(Raw records)
+-------+

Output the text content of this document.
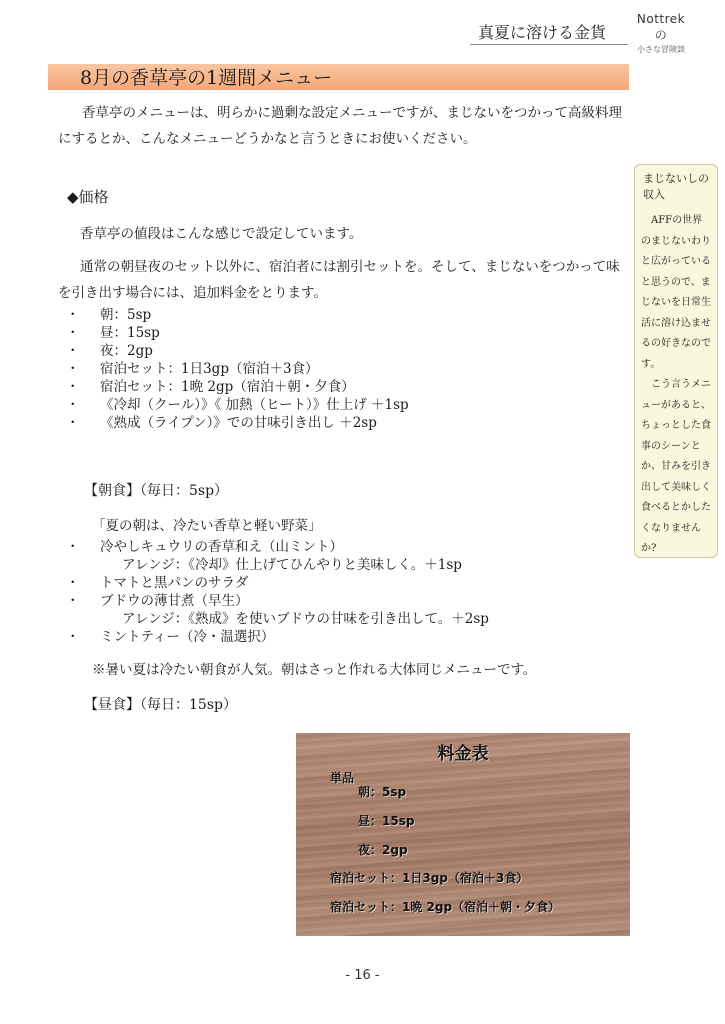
真夏に溶ける金貨
Nottrek の
小さな冒険談
8月の香草亭の1週間メニュー

香草亭のメニューは、明らかに過剰な設定メニューですが、まじないをつかって高級料理にするとか、こんなメニューどうかなと言うときにお使いください。

◆価格
香草亭の値段はこんな感じで設定しています。

通常の朝昼夜のセット以外に、宿泊者には割引セットを。そして、まじないをつかって味を引き出す場合には、追加料金をとります。

・ 朝：5sp
・ 昼：15sp
・ 夜：2gp
・ 宿泊セット：1日3gp（宿泊＋3食）
・ 宿泊セット：1晩 2gp（宿泊＋朝・夕食）
・ 《冷却（クール）》《 加熱（ヒート）》仕上げ ＋1sp
・ 《熟成（ライプン）》での甘味引き出し ＋2sp
【朝食】（毎日：5sp）
「夏の朝は、冷たい香草と軽い野菜」
・ 冷やしキュウリの香草和え（山ミント）
アレンジ：《冷却》仕上げてひんやりと美味しく。＋1sp
・ トマトと黒パンのサラダ
・ ブドウの薄甘煮（早生）
アレンジ：《熟成》を使いブドウの甘味を引き出して。＋2sp
・ ミントティー（冷・温選択）
※暑い夏は冷たい朝食が人気。朝はさっと作れる大体同じメニューです。
【昼食】（毎日：15sp）
まじないしの収入

AFFの世界のまじないわりと広がっていると思うので、まじないを日常生活に溶け込ませるの好きなのです。

こう言うメニューがあると、ちょっとした食事のシーンとか、甘みを引き出して美味しく食べるとかしたくなりませんか?

料金表
単品
朝：5sp
昼：15sp
夜：2gp
宿泊セット：1日3gp（宿泊＋3食）
宿泊セット：1晩 2gp（宿泊＋朝・夕食）
- 16 -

+-------+

Write out the material above again, word for word, minus its pictures.

→ **EXERCISE ANSWER**
Output the text content of this document.
真夏に溶ける金貨
Nottrek の
小さな冒険談
8月の香草亭の1週間メニュー

香草亭のメニューは、明らかに過剰な設定メニューですが、まじないをつかって高級料理にするとか、こんなメニューどうかなと言うときにお使いください。

◆価格
香草亭の値段はこんな感じで設定しています。

通常の朝昼夜のセット以外に、宿泊者には割引セットを。そして、まじないをつかって味を引き出す場合には、追加料金をとります。

・ 朝：5sp
・ 昼：15sp
・ 夜：2gp
・ 宿泊セット：1日3gp（宿泊＋3食）
・ 宿泊セット：1晩 2gp（宿泊＋朝・夕食）
・ 《冷却（クール）》《 加熱（ヒート）》仕上げ ＋1sp
・ 《熟成（ライプン）》での甘味引き出し ＋2sp
【朝食】（毎日：5sp）
「夏の朝は、冷たい香草と軽い野菜」
・ 冷やしキュウリの香草和え（山ミント）
アレンジ：《冷却》仕上げてひんやりと美味しく。＋1sp
・ トマトと黒パンのサラダ
・ ブドウの薄甘煮（早生）
アレンジ：《熟成》を使いブドウの甘味を引き出して。＋2sp
・ ミントティー（冷・温選択）
※暑い夏は冷たい朝食が人気。朝はさっと作れる大体同じメニューです。
【昼食】（毎日：15sp）
まじないしの収入

AFFの世界のまじないわりと広がっていると思うので、まじないを日常生活に溶け込ませるの好きなのです。

こう言うメニューがあると、ちょっとした食事のシーンとか、甘みを引き出して美味しく食べるとかしたくなりませんか?

料金表
単品
朝：5sp
昼：15sp
夜：2gp
宿泊セット：1日3gp（宿泊＋3食）
宿泊セット：1晩 2gp（宿泊＋朝・夕食）
- 16 -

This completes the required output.